[Given entries start]

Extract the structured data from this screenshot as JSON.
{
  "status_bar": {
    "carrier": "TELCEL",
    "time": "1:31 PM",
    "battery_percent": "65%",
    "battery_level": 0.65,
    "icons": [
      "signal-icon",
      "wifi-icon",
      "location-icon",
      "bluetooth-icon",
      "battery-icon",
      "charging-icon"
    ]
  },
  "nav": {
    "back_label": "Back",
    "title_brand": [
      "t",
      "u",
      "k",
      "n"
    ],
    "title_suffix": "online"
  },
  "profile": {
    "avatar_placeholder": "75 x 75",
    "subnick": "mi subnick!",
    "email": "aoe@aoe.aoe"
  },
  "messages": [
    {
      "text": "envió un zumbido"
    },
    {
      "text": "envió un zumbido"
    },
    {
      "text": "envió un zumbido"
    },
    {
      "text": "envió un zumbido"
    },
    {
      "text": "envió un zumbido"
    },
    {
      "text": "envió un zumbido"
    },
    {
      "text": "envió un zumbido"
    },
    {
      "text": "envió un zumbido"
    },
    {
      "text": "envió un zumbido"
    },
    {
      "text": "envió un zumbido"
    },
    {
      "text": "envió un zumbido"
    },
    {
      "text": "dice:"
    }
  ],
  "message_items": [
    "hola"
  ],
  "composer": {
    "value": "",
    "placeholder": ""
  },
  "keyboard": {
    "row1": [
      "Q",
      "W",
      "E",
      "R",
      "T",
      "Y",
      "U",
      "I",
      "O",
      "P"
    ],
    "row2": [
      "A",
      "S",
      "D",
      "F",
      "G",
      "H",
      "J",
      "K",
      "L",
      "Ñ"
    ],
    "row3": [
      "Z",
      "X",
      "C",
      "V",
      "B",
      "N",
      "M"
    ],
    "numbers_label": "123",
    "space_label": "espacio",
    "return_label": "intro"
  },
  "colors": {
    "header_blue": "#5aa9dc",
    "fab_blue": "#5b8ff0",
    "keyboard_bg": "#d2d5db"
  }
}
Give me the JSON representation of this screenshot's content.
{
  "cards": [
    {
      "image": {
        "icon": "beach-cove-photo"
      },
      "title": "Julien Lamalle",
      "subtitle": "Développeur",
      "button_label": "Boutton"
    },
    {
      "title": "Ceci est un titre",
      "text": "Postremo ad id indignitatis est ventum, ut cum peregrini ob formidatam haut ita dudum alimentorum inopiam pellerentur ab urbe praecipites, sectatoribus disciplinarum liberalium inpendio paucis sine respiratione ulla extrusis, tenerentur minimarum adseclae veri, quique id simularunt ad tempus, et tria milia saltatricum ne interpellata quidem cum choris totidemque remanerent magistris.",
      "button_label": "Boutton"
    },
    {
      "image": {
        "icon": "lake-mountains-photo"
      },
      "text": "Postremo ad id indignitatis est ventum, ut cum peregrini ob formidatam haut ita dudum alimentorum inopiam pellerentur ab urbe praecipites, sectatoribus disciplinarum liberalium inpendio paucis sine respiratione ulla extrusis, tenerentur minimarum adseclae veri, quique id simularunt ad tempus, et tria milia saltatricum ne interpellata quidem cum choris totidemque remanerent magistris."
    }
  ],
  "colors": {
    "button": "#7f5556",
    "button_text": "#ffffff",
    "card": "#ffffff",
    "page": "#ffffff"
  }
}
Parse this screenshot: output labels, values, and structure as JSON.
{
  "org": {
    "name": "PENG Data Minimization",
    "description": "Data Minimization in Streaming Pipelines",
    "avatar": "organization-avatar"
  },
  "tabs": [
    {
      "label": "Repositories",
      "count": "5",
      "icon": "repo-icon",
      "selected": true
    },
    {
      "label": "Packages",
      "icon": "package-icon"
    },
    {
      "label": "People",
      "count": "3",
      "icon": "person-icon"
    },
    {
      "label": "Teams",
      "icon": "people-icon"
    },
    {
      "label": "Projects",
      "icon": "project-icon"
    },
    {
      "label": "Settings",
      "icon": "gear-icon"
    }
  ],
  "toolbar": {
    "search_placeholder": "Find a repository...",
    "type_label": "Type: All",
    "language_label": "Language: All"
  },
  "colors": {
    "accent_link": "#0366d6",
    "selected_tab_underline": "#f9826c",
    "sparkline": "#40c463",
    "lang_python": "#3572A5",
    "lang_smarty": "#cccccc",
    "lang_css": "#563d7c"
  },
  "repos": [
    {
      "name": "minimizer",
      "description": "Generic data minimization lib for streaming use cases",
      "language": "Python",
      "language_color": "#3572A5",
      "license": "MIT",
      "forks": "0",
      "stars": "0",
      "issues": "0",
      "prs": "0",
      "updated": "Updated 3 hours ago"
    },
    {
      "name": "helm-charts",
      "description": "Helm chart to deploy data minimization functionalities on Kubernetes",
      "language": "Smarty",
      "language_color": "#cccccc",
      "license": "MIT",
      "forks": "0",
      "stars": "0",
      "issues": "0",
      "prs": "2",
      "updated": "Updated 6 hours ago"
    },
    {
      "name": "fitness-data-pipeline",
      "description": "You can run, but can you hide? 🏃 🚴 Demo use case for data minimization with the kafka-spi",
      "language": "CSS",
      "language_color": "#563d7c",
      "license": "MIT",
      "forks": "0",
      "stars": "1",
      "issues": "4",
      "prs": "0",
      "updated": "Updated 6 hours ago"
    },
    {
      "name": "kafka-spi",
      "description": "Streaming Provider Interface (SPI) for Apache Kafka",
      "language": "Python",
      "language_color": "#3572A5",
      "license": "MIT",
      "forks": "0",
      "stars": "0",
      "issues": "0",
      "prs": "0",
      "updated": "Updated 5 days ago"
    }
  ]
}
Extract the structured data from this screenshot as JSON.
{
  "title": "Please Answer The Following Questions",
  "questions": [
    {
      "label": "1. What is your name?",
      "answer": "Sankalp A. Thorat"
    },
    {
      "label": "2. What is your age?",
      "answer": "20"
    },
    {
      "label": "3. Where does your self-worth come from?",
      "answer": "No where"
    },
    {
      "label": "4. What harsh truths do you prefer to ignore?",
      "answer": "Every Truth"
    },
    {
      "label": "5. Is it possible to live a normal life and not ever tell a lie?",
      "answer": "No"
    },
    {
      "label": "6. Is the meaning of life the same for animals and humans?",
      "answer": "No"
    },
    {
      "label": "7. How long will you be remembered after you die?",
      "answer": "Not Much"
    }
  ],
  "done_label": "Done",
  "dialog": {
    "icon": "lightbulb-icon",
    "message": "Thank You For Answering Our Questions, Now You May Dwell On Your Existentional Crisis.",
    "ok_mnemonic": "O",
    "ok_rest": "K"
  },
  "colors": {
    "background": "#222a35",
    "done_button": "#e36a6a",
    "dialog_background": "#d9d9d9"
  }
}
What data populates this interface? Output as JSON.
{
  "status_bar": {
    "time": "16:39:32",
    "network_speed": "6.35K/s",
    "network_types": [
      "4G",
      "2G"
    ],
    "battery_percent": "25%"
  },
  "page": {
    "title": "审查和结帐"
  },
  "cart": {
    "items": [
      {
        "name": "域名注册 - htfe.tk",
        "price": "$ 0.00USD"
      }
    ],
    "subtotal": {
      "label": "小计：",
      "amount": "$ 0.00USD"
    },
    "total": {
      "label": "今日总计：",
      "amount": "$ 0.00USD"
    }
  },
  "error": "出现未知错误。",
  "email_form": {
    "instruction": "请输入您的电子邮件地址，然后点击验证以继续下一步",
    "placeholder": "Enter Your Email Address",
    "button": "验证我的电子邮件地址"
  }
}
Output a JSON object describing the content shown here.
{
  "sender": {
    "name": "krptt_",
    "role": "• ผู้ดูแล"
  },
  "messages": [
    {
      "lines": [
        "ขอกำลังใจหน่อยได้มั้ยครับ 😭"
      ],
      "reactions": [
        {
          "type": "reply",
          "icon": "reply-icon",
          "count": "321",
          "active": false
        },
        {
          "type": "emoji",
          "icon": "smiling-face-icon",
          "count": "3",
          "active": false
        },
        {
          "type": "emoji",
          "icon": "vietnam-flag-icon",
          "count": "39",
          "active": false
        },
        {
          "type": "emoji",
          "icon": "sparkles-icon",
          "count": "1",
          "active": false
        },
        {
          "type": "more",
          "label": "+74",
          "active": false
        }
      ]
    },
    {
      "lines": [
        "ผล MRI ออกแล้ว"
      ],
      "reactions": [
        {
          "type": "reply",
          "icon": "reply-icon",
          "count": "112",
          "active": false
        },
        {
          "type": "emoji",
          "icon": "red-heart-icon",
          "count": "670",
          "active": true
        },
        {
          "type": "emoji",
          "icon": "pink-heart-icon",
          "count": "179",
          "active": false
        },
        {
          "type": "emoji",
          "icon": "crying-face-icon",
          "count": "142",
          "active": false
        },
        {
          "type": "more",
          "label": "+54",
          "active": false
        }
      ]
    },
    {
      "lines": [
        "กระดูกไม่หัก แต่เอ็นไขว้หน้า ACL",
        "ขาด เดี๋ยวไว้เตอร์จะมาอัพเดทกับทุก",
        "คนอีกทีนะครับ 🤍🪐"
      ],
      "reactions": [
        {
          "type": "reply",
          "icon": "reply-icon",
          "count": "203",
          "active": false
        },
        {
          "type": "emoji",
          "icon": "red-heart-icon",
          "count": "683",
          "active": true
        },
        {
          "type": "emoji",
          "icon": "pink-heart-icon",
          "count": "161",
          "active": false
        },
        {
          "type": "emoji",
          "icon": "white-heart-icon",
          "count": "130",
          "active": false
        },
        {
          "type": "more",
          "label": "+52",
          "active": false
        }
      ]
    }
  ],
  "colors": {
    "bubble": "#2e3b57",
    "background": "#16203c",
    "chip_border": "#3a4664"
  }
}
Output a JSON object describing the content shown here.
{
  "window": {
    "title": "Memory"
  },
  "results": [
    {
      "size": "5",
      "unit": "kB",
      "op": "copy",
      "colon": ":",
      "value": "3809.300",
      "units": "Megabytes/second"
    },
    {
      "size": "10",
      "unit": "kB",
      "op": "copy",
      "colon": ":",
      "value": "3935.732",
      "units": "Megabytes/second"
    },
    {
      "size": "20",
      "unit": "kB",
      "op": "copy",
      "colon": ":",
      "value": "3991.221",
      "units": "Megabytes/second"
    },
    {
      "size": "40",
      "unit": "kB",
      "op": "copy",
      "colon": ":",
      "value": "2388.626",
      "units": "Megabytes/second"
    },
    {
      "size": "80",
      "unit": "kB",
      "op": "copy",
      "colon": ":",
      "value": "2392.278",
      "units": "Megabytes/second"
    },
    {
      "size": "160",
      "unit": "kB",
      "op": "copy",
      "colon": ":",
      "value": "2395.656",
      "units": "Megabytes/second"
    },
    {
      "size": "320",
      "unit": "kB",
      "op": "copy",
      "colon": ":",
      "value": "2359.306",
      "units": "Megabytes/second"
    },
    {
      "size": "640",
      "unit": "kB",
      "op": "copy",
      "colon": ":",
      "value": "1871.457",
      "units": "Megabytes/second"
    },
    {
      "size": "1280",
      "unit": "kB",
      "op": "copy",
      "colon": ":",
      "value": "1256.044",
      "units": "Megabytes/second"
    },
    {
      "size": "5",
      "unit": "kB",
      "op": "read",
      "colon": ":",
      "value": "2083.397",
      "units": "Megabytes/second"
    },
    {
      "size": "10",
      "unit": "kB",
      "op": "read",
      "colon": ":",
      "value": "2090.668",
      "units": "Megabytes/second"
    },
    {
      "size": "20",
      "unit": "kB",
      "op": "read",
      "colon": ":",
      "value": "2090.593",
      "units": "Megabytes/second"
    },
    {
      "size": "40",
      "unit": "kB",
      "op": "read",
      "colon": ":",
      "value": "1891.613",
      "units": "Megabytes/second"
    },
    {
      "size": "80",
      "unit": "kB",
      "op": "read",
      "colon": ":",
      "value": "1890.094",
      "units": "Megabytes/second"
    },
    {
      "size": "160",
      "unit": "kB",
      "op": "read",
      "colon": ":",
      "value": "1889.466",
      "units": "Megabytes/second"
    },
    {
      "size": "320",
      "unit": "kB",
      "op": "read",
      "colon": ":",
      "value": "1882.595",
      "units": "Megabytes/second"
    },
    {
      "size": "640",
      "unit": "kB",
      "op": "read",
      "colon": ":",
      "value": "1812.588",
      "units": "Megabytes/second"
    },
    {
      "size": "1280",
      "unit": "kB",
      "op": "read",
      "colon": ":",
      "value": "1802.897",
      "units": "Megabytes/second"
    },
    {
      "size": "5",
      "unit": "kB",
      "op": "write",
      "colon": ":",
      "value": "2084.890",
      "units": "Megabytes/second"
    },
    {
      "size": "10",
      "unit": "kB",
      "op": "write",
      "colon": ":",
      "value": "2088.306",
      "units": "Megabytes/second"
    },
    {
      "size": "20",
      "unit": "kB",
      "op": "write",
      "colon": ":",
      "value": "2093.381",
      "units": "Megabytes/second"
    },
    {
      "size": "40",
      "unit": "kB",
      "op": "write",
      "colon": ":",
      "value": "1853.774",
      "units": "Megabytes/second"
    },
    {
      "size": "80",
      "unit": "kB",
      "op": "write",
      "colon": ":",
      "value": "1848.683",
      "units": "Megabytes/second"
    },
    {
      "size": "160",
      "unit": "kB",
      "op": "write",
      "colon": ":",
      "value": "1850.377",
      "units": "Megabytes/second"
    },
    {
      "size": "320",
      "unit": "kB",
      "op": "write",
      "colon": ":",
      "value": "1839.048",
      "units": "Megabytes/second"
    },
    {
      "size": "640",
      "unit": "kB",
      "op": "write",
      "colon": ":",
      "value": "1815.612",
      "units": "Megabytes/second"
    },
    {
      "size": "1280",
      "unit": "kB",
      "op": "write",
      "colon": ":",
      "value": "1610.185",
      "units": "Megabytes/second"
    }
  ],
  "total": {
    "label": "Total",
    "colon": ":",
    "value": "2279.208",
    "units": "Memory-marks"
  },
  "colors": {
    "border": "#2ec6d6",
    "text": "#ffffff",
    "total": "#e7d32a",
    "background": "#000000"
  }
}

[Given entries end]

- [Requirements] Look through the listing above. Pick out each line with "formidatam" and copy it.

- [Solution]
      "text": "Postremo ad id indignitatis est ventum, ut cum peregrini ob formidatam haut ita dudum alimentorum inopiam pellerentur ab urbe praecipites, sectatoribus disciplinarum liberalium inpendio paucis sine respiratione ulla extrusis, tenerentur minimarum adseclae veri, quique id simularunt ad tempus, et tria milia saltatricum ne interpellata quidem cum choris totidemque remanerent magistris.",
      "text": "Postremo ad id indignitatis est ventum, ut cum peregrini ob formidatam haut ita dudum alimentorum inopiam pellerentur ab urbe praecipites, sectatoribus disciplinarum liberalium inpendio paucis sine respiratione ulla extrusis, tenerentur minimarum adseclae veri, quique id simularunt ad tempus, et tria milia saltatricum ne interpellata quidem cum choris totidemque remanerent magistris."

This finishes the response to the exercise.